Your goal -
Scan the data for "name" and copy the lines it appears in.

(Records that describe figures)
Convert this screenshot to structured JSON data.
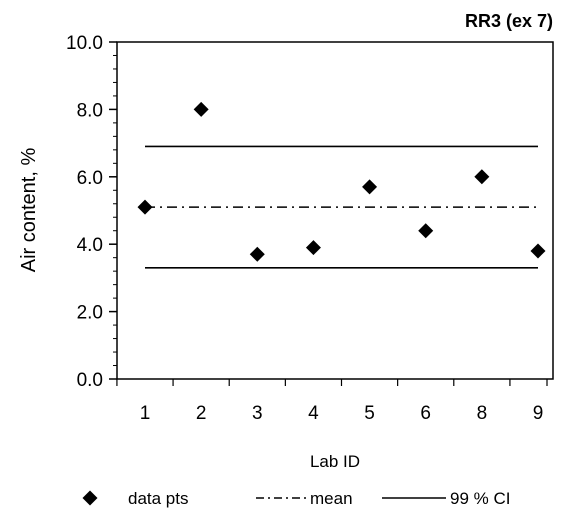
{
  "chart_data": {
    "type": "scatter",
    "title": "RR3 (ex 7)",
    "xlabel": "Lab ID",
    "ylabel": "Air content, %",
    "categories": [
      "1",
      "2",
      "3",
      "4",
      "5",
      "6",
      "8",
      "9"
    ],
    "ylim": [
      0,
      10
    ],
    "yticks": [
      "0.0",
      "2.0",
      "4.0",
      "6.0",
      "8.0",
      "10.0"
    ],
    "grid": false,
    "legend_position": "bottom",
    "series": [
      {
        "name": "data pts",
        "values": [
          5.1,
          8.0,
          3.7,
          3.9,
          5.7,
          4.4,
          6.0,
          3.8
        ],
        "marker": "diamond",
        "color": "#000000"
      }
    ],
    "reference_lines": [
      {
        "name": "mean",
        "value": 5.1,
        "style": "dash-dot",
        "color": "#000000"
      },
      {
        "name": "99 % CI",
        "value": 6.9,
        "style": "solid",
        "color": "#000000"
      },
      {
        "name": "99 % CI",
        "value": 3.3,
        "style": "solid",
        "color": "#000000"
      }
    ],
    "legend": [
      "data pts",
      "mean",
      "99 % CI"
    ]
  }
}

Completed exercise -
        "name": "data pts",
        "name": "mean",
        "name": "99 % CI",
        "name": "99 % CI",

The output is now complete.